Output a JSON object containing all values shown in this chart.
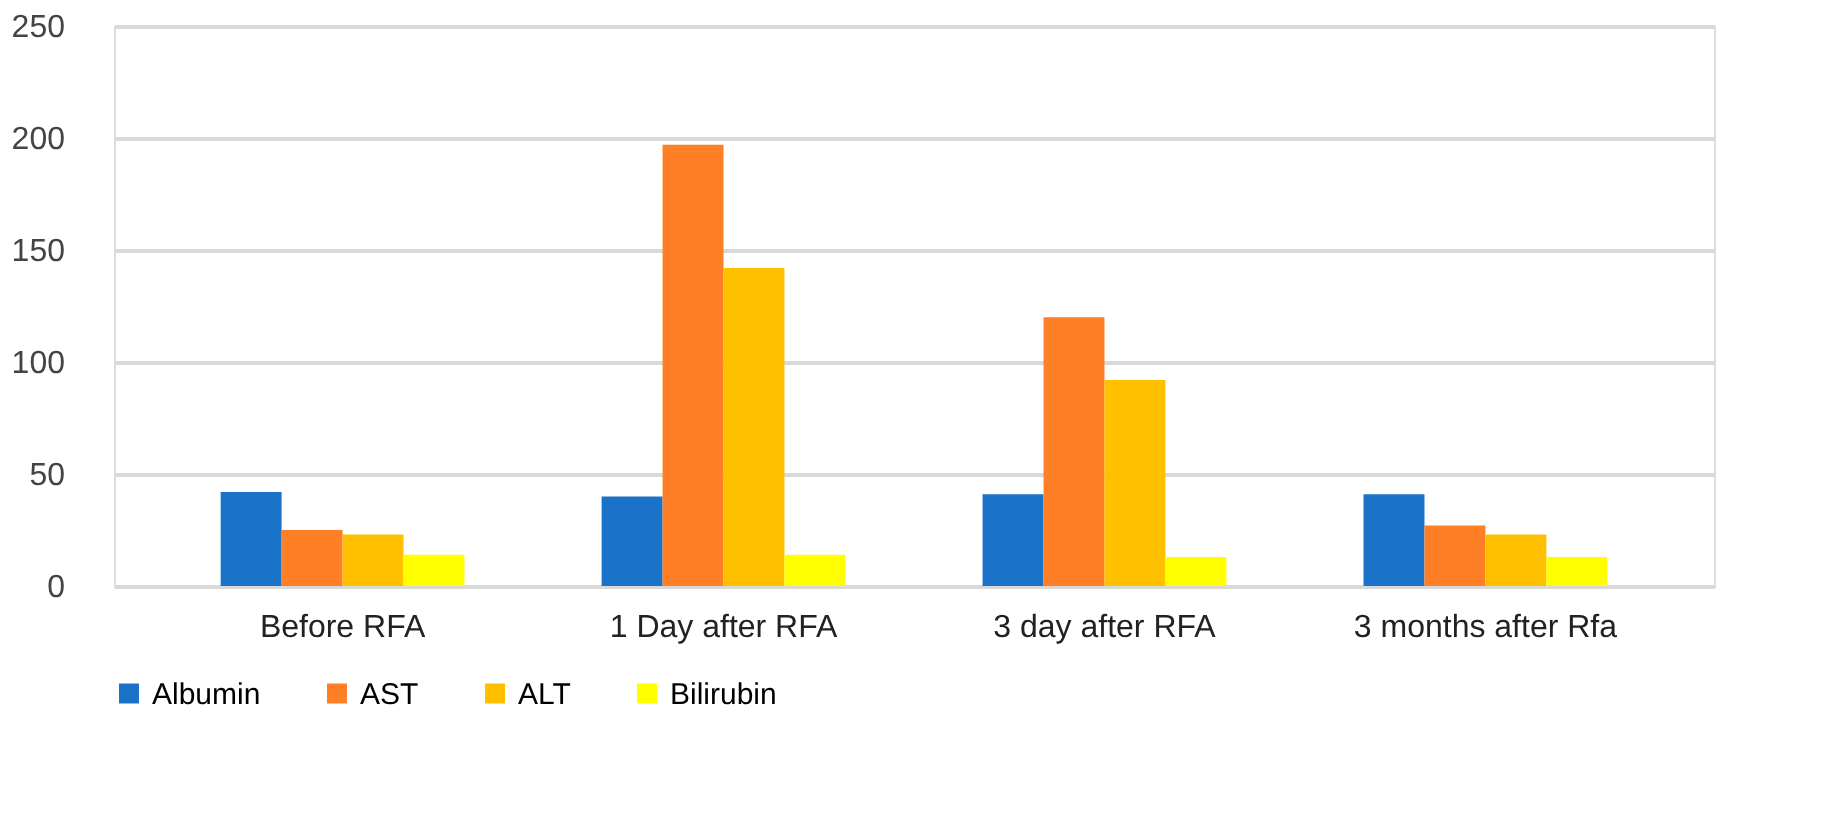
{
  "chart_data": {
    "type": "bar",
    "categories": [
      "Before RFA",
      "1 Day after RFA",
      "3 day after RFA",
      "3 months after Rfa"
    ],
    "series": [
      {
        "name": "Albumin",
        "color": "#1a73c8",
        "values": [
          42,
          40,
          41,
          41
        ]
      },
      {
        "name": "AST",
        "color": "#ff7f27",
        "values": [
          25,
          197,
          120,
          27
        ]
      },
      {
        "name": "ALT",
        "color": "#ffc000",
        "values": [
          23,
          142,
          92,
          23
        ]
      },
      {
        "name": "Bilirubin",
        "color": "#ffff00",
        "values": [
          14,
          14,
          13,
          13
        ]
      }
    ],
    "ylim": [
      0,
      250
    ],
    "yticks": [
      0,
      50,
      100,
      150,
      200,
      250
    ],
    "grid": "y",
    "legend": "bottom"
  }
}
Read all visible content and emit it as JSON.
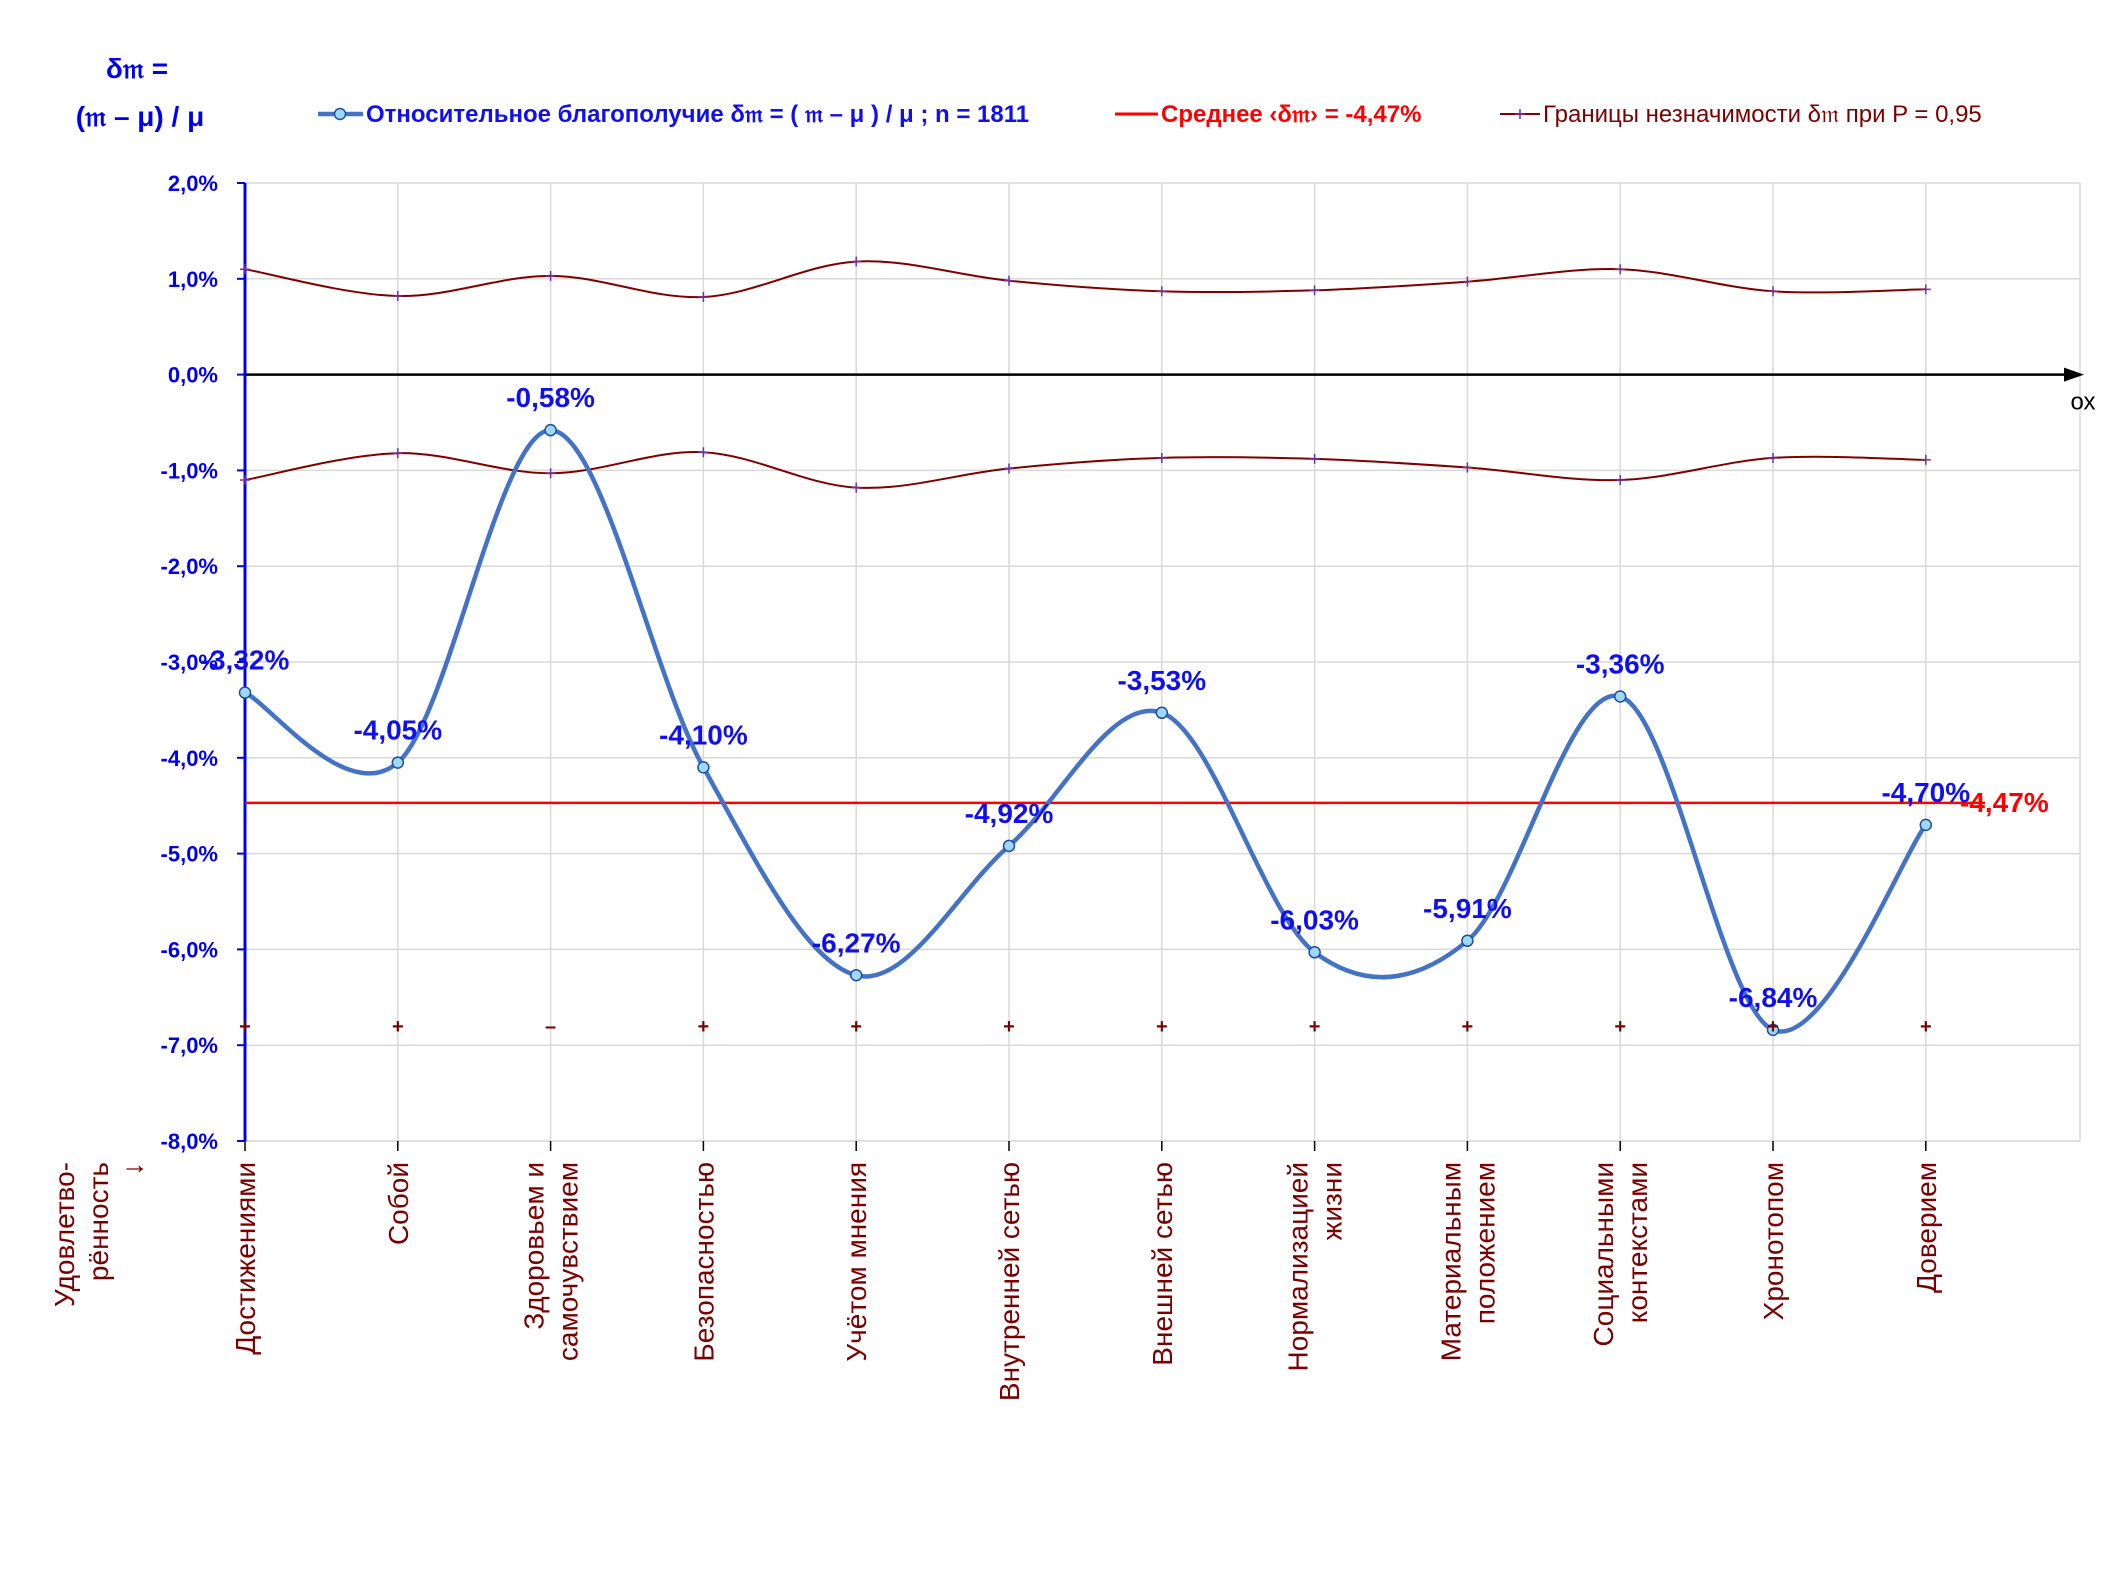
{
  "chart_data": {
    "type": "line",
    "title": "",
    "ylabel_lines": [
      "δ𝔪 =",
      "(𝔪 – μ) / μ"
    ],
    "xlabel_lines": [
      "Удовлетво-",
      "рённость",
      "↓"
    ],
    "x_axis_end_label": "ох",
    "ylim": [
      -8.0,
      2.0
    ],
    "y_ticks": [
      "2,0%",
      "1,0%",
      "0,0%",
      "-1,0%",
      "-2,0%",
      "-3,0%",
      "-4,0%",
      "-5,0%",
      "-6,0%",
      "-7,0%",
      "-8,0%"
    ],
    "y_tick_values": [
      2,
      1,
      0,
      -1,
      -2,
      -3,
      -4,
      -5,
      -6,
      -7,
      -8
    ],
    "grid": true,
    "legend_position": "top",
    "categories": [
      [
        "Достижениями"
      ],
      [
        "Собой"
      ],
      [
        "Здоровьем и",
        "самочувствием"
      ],
      [
        "Безопасностью"
      ],
      [
        "Учётом мнения"
      ],
      [
        "Внутренней сетью"
      ],
      [
        "Внешней сетью"
      ],
      [
        "Нормализацией",
        "жизни"
      ],
      [
        "Материальным",
        "положением"
      ],
      [
        "Социальными",
        "контекстами"
      ],
      [
        "Хронотопом"
      ],
      [
        "Доверием"
      ]
    ],
    "series": [
      {
        "name": "Относительное благополучие δ𝔪 = ( 𝔪 – μ ) / μ ; n = 1811",
        "color": "#4472c4",
        "values": [
          -3.32,
          -4.05,
          -0.58,
          -4.1,
          -6.27,
          -4.92,
          -3.53,
          -6.03,
          -5.91,
          -3.36,
          -6.84,
          -4.7
        ],
        "labels": [
          "-3,32%",
          "-4,05%",
          "-0,58%",
          "-4,10%",
          "-6,27%",
          "-4,92%",
          "-3,53%",
          "-6,03%",
          "-5,91%",
          "-3,36%",
          "-6,84%",
          "-4,70%"
        ]
      },
      {
        "name": "Среднее ‹δ𝔪› = -4,47%",
        "color": "#ff0000",
        "value": -4.47,
        "label": "-4,47%"
      },
      {
        "name": "Границы незначимости δ𝔪 при P = 0,95",
        "color": "#800000",
        "upper": [
          1.1,
          0.82,
          1.03,
          0.81,
          1.18,
          0.98,
          0.87,
          0.88,
          0.97,
          1.1,
          0.87,
          0.89
        ],
        "lower": [
          -1.1,
          -0.82,
          -1.03,
          -0.81,
          -1.18,
          -0.98,
          -0.87,
          -0.88,
          -0.97,
          -1.1,
          -0.87,
          -0.89
        ]
      }
    ],
    "significance_marks": [
      "+",
      "+",
      "–",
      "+",
      "+",
      "+",
      "+",
      "+",
      "+",
      "+",
      "+",
      "+"
    ],
    "significance_row_value": -6.8
  }
}
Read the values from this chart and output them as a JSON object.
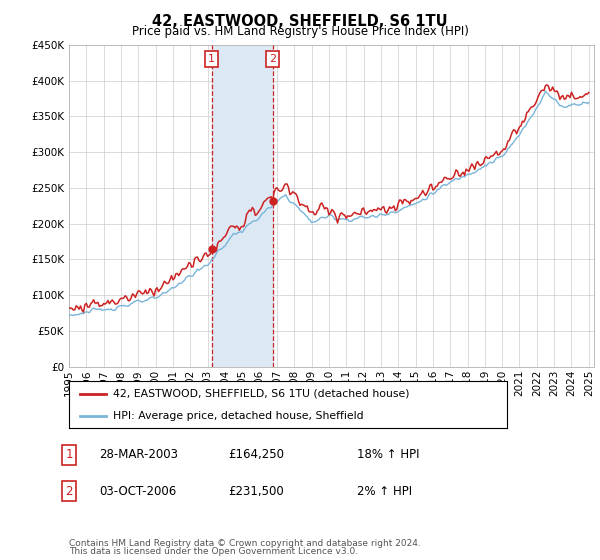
{
  "title": "42, EASTWOOD, SHEFFIELD, S6 1TU",
  "subtitle": "Price paid vs. HM Land Registry's House Price Index (HPI)",
  "legend_line1": "42, EASTWOOD, SHEFFIELD, S6 1TU (detached house)",
  "legend_line2": "HPI: Average price, detached house, Sheffield",
  "transaction1_date": "28-MAR-2003",
  "transaction1_price": "£164,250",
  "transaction1_hpi": "18% ↑ HPI",
  "transaction2_date": "03-OCT-2006",
  "transaction2_price": "£231,500",
  "transaction2_hpi": "2% ↑ HPI",
  "footnote_line1": "Contains HM Land Registry data © Crown copyright and database right 2024.",
  "footnote_line2": "This data is licensed under the Open Government Licence v3.0.",
  "hpi_color": "#7ab5d9",
  "price_color": "#cc2222",
  "shade_color": "#dce9f5",
  "ylim": [
    0,
    450000
  ],
  "yticks": [
    0,
    50000,
    100000,
    150000,
    200000,
    250000,
    300000,
    350000,
    400000,
    450000
  ],
  "t1_year": 2003.24,
  "t2_year": 2006.75,
  "t1_price": 164250,
  "t2_price": 231500
}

━━━━━━━━

Task requirements
Leave the pictures out, and print every line of the listing exactly as written.

Response
Output a JSON object containing all values shown in this chart.
{
  "chart_data": {
    "type": "bar",
    "categories": [
      "Before RFA",
      "1 Day after RFA",
      "3 day after RFA",
      "3 months after Rfa"
    ],
    "series": [
      {
        "name": "Albumin",
        "color": "#1a73c8",
        "values": [
          42,
          40,
          41,
          41
        ]
      },
      {
        "name": "AST",
        "color": "#ff7f27",
        "values": [
          25,
          197,
          120,
          27
        ]
      },
      {
        "name": "ALT",
        "color": "#ffc000",
        "values": [
          23,
          142,
          92,
          23
        ]
      },
      {
        "name": "Bilirubin",
        "color": "#ffff00",
        "values": [
          14,
          14,
          13,
          13
        ]
      }
    ],
    "ylim": [
      0,
      250
    ],
    "yticks": [
      0,
      50,
      100,
      150,
      200,
      250
    ],
    "grid": "y",
    "legend": "bottom"
  }
}
Read all visible content and emit it as JSON.
{
  "chart_data": {
    "type": "line",
    "title": "",
    "ylabel_lines": [
      "δ𝔪 =",
      "(𝔪 – μ) / μ"
    ],
    "xlabel_lines": [
      "Удовлетво-",
      "рённость",
      "↓"
    ],
    "x_axis_end_label": "ох",
    "ylim": [
      -8.0,
      2.0
    ],
    "y_ticks": [
      "2,0%",
      "1,0%",
      "0,0%",
      "-1,0%",
      "-2,0%",
      "-3,0%",
      "-4,0%",
      "-5,0%",
      "-6,0%",
      "-7,0%",
      "-8,0%"
    ],
    "y_tick_values": [
      2,
      1,
      0,
      -1,
      -2,
      -3,
      -4,
      -5,
      -6,
      -7,
      -8
    ],
    "grid": true,
    "legend_position": "top",
    "categories": [
      [
        "Достижениями"
      ],
      [
        "Собой"
      ],
      [
        "Здоровьем и",
        "самочувствием"
      ],
      [
        "Безопасностью"
      ],
      [
        "Учётом мнения"
      ],
      [
        "Внутренней сетью"
      ],
      [
        "Внешней сетью"
      ],
      [
        "Нормализацией",
        "жизни"
      ],
      [
        "Материальным",
        "положением"
      ],
      [
        "Социальными",
        "контекстами"
      ],
      [
        "Хронотопом"
      ],
      [
        "Доверием"
      ]
    ],
    "series": [
      {
        "name": "Относительное благополучие δ𝔪 = ( 𝔪 – μ ) / μ ; n = 1811",
        "color": "#4472c4",
        "values": [
          -3.32,
          -4.05,
          -0.58,
          -4.1,
          -6.27,
          -4.92,
          -3.53,
          -6.03,
          -5.91,
          -3.36,
          -6.84,
          -4.7
        ],
        "labels": [
          "-3,32%",
          "-4,05%",
          "-0,58%",
          "-4,10%",
          "-6,27%",
          "-4,92%",
          "-3,53%",
          "-6,03%",
          "-5,91%",
          "-3,36%",
          "-6,84%",
          "-4,70%"
        ]
      },
      {
        "name": "Среднее ‹δ𝔪› = -4,47%",
        "color": "#ff0000",
        "value": -4.47,
        "label": "-4,47%"
      },
      {
        "name": "Границы незначимости δ𝔪 при P = 0,95",
        "color": "#800000",
        "upper": [
          1.1,
          0.82,
          1.03,
          0.81,
          1.18,
          0.98,
          0.87,
          0.88,
          0.97,
          1.1,
          0.87,
          0.89
        ],
        "lower": [
          -1.1,
          -0.82,
          -1.03,
          -0.81,
          -1.18,
          -0.98,
          -0.87,
          -0.88,
          -0.97,
          -1.1,
          -0.87,
          -0.89
        ]
      }
    ],
    "significance_marks": [
      "+",
      "+",
      "–",
      "+",
      "+",
      "+",
      "+",
      "+",
      "+",
      "+",
      "+",
      "+"
    ],
    "significance_row_value": -6.8
  }
}
Read the values from this chart and output them as a JSON object.
{
  "title": "42, EASTWOOD, SHEFFIELD, S6 1TU",
  "subtitle": "Price paid vs. HM Land Registry's House Price Index (HPI)",
  "legend_line1": "42, EASTWOOD, SHEFFIELD, S6 1TU (detached house)",
  "legend_line2": "HPI: Average price, detached house, Sheffield",
  "transaction1_date": "28-MAR-2003",
  "transaction1_price": "£164,250",
  "transaction1_hpi": "18% ↑ HPI",
  "transaction2_date": "03-OCT-2006",
  "transaction2_price": "£231,500",
  "transaction2_hpi": "2% ↑ HPI",
  "footnote_line1": "Contains HM Land Registry data © Crown copyright and database right 2024.",
  "footnote_line2": "This data is licensed under the Open Government Licence v3.0.",
  "hpi_color": "#7ab5d9",
  "price_color": "#cc2222",
  "shade_color": "#dce9f5",
  "ylim": [
    0,
    450000
  ],
  "yticks": [
    0,
    50000,
    100000,
    150000,
    200000,
    250000,
    300000,
    350000,
    400000,
    450000
  ],
  "t1_year": 2003.24,
  "t2_year": 2006.75,
  "t1_price": 164250,
  "t2_price": 231500
}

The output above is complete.